- [RECORD EXTRACTS]

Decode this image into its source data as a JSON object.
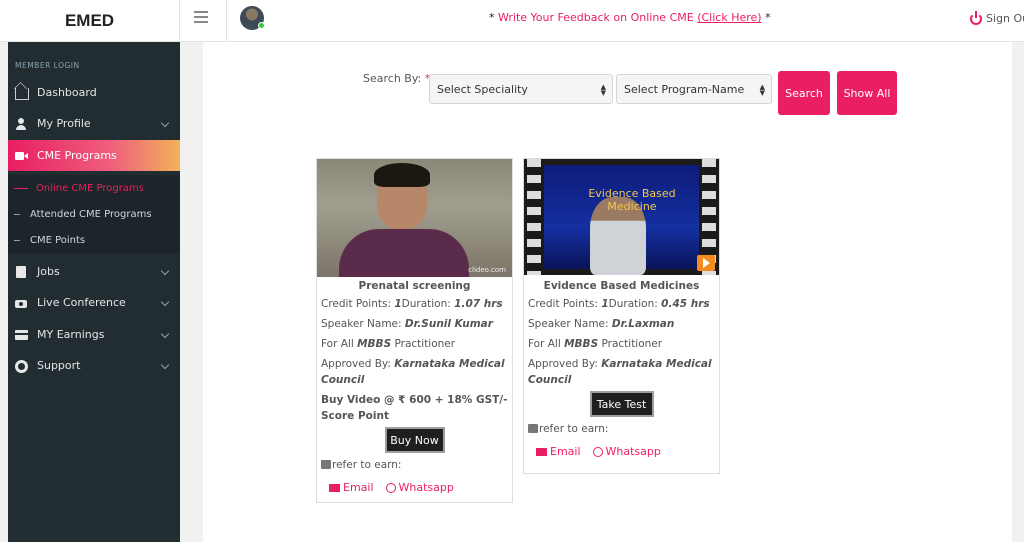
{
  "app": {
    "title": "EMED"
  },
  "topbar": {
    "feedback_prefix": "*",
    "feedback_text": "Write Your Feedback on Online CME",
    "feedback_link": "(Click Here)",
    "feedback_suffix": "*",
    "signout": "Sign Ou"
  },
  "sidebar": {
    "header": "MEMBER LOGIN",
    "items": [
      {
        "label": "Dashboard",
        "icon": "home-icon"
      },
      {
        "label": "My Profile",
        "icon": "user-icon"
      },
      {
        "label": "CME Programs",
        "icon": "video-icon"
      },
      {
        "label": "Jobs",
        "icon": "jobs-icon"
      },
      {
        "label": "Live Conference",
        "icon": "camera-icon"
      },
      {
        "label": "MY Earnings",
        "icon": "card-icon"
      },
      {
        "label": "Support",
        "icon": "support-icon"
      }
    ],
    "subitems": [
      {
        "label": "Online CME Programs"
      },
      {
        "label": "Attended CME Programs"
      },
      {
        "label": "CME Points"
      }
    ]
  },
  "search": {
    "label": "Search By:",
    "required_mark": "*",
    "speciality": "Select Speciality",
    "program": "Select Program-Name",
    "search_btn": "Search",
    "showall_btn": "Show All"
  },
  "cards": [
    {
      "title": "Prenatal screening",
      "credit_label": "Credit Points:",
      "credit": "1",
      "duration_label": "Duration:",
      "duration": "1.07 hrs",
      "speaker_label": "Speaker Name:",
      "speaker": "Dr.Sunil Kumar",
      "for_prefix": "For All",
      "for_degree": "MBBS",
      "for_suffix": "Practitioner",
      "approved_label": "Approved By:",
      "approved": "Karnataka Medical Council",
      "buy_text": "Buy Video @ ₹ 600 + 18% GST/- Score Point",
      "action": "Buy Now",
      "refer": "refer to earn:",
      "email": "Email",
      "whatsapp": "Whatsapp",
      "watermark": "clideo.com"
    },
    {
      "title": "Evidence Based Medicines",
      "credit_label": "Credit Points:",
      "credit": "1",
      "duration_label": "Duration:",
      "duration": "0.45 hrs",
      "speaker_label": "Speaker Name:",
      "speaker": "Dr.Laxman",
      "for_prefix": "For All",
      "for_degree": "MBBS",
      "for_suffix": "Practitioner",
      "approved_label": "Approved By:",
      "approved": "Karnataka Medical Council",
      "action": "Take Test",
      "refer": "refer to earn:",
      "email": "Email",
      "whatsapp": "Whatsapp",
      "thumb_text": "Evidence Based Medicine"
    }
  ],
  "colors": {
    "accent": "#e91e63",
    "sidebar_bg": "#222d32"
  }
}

- [STATED EXERCISE]
Transcribe all the data word for word; the images stay out.

- [WRITTEN ANSWER]
Decode this image into its source data as a JSON object.
{
  "app": {
    "title": "EMED"
  },
  "topbar": {
    "feedback_prefix": "*",
    "feedback_text": "Write Your Feedback on Online CME",
    "feedback_link": "(Click Here)",
    "feedback_suffix": "*",
    "signout": "Sign Ou"
  },
  "sidebar": {
    "header": "MEMBER LOGIN",
    "items": [
      {
        "label": "Dashboard",
        "icon": "home-icon"
      },
      {
        "label": "My Profile",
        "icon": "user-icon"
      },
      {
        "label": "CME Programs",
        "icon": "video-icon"
      },
      {
        "label": "Jobs",
        "icon": "jobs-icon"
      },
      {
        "label": "Live Conference",
        "icon": "camera-icon"
      },
      {
        "label": "MY Earnings",
        "icon": "card-icon"
      },
      {
        "label": "Support",
        "icon": "support-icon"
      }
    ],
    "subitems": [
      {
        "label": "Online CME Programs"
      },
      {
        "label": "Attended CME Programs"
      },
      {
        "label": "CME Points"
      }
    ]
  },
  "search": {
    "label": "Search By:",
    "required_mark": "*",
    "speciality": "Select Speciality",
    "program": "Select Program-Name",
    "search_btn": "Search",
    "showall_btn": "Show All"
  },
  "cards": [
    {
      "title": "Prenatal screening",
      "credit_label": "Credit Points:",
      "credit": "1",
      "duration_label": "Duration:",
      "duration": "1.07 hrs",
      "speaker_label": "Speaker Name:",
      "speaker": "Dr.Sunil Kumar",
      "for_prefix": "For All",
      "for_degree": "MBBS",
      "for_suffix": "Practitioner",
      "approved_label": "Approved By:",
      "approved": "Karnataka Medical Council",
      "buy_text": "Buy Video @ ₹ 600 + 18% GST/- Score Point",
      "action": "Buy Now",
      "refer": "refer to earn:",
      "email": "Email",
      "whatsapp": "Whatsapp",
      "watermark": "clideo.com"
    },
    {
      "title": "Evidence Based Medicines",
      "credit_label": "Credit Points:",
      "credit": "1",
      "duration_label": "Duration:",
      "duration": "0.45 hrs",
      "speaker_label": "Speaker Name:",
      "speaker": "Dr.Laxman",
      "for_prefix": "For All",
      "for_degree": "MBBS",
      "for_suffix": "Practitioner",
      "approved_label": "Approved By:",
      "approved": "Karnataka Medical Council",
      "action": "Take Test",
      "refer": "refer to earn:",
      "email": "Email",
      "whatsapp": "Whatsapp",
      "thumb_text": "Evidence Based Medicine"
    }
  ],
  "colors": {
    "accent": "#e91e63",
    "sidebar_bg": "#222d32"
  }
}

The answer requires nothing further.